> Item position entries

━━━━━━━━

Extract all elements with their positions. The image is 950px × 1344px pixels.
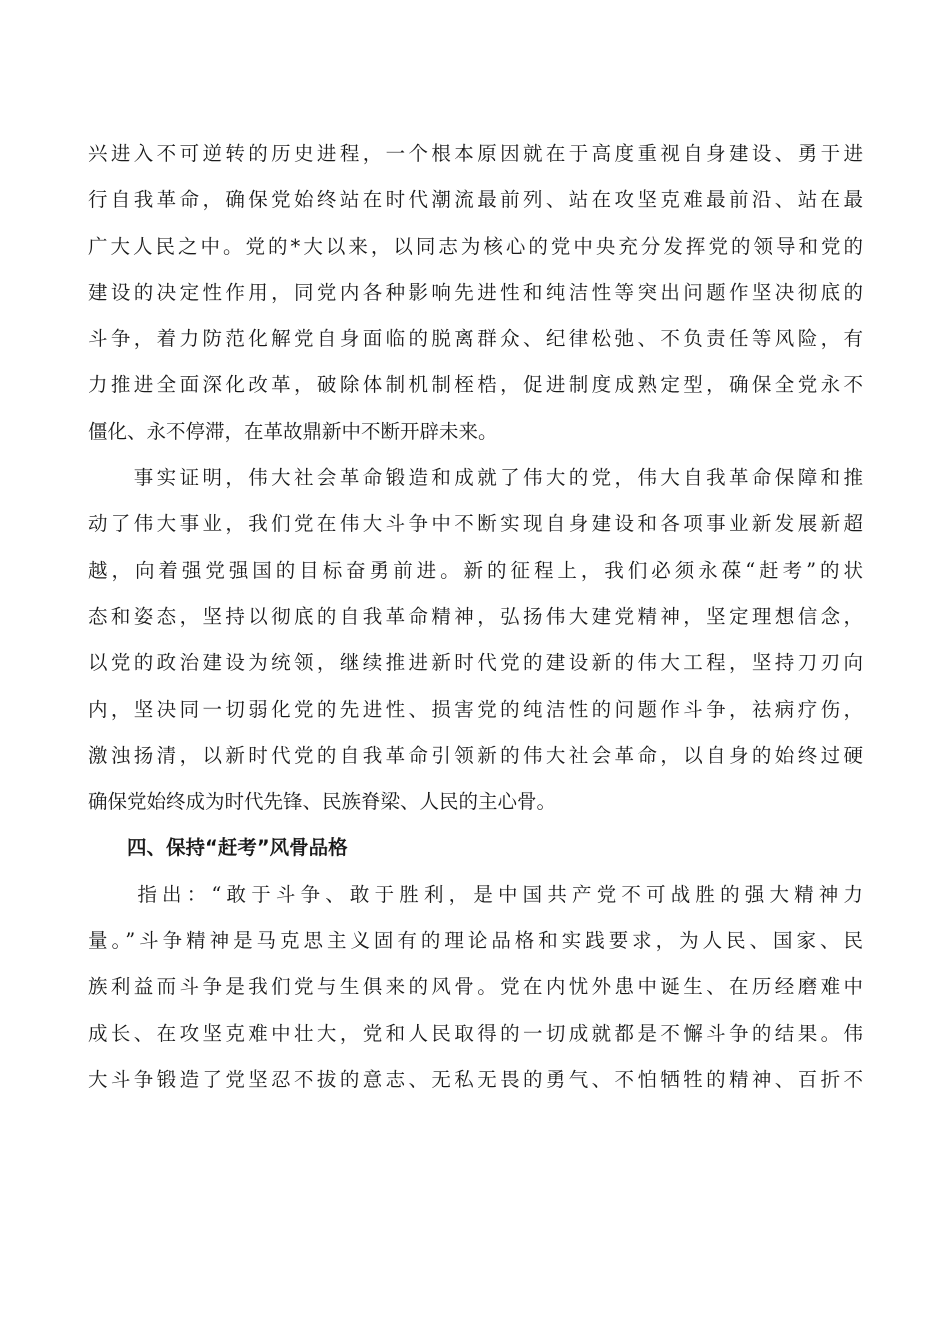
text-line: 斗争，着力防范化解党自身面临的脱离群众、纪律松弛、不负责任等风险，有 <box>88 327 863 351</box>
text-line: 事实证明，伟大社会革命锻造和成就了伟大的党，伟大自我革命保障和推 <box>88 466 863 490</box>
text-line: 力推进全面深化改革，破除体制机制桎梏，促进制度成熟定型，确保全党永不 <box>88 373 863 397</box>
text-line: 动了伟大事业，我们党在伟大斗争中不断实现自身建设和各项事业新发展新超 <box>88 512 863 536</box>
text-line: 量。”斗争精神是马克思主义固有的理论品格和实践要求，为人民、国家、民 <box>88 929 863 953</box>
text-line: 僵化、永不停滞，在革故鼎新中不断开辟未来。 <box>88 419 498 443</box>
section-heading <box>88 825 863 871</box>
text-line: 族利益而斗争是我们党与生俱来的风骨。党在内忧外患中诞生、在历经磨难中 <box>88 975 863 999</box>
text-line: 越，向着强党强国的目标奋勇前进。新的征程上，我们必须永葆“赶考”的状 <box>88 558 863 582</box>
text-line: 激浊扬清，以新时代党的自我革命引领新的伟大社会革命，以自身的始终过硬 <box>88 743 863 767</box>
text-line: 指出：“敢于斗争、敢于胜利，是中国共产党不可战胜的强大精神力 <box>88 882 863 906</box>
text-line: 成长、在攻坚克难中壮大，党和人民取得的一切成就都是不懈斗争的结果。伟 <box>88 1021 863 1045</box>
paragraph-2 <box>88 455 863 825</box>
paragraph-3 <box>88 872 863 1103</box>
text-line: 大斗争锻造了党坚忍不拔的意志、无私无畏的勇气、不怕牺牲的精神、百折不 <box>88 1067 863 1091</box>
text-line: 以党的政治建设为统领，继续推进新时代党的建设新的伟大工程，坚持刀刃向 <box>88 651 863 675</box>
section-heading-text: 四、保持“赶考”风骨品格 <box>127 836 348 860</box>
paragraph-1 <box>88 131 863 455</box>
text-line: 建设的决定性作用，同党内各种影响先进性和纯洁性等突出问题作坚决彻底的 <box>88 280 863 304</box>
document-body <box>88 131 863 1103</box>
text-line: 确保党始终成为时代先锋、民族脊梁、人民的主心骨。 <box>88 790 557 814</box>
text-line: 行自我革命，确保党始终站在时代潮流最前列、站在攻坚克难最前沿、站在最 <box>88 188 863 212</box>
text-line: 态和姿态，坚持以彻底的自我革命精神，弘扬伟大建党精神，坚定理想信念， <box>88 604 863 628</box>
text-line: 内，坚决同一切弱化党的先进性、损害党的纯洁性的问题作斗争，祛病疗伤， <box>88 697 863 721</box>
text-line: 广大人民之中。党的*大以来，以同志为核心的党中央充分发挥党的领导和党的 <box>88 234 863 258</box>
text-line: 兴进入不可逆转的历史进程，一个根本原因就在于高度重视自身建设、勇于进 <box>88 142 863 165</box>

━━━━━━━━

> STATED TASK
How many of the lines above contain the string "heading"? Give only the number.

> IN RESPONSE
2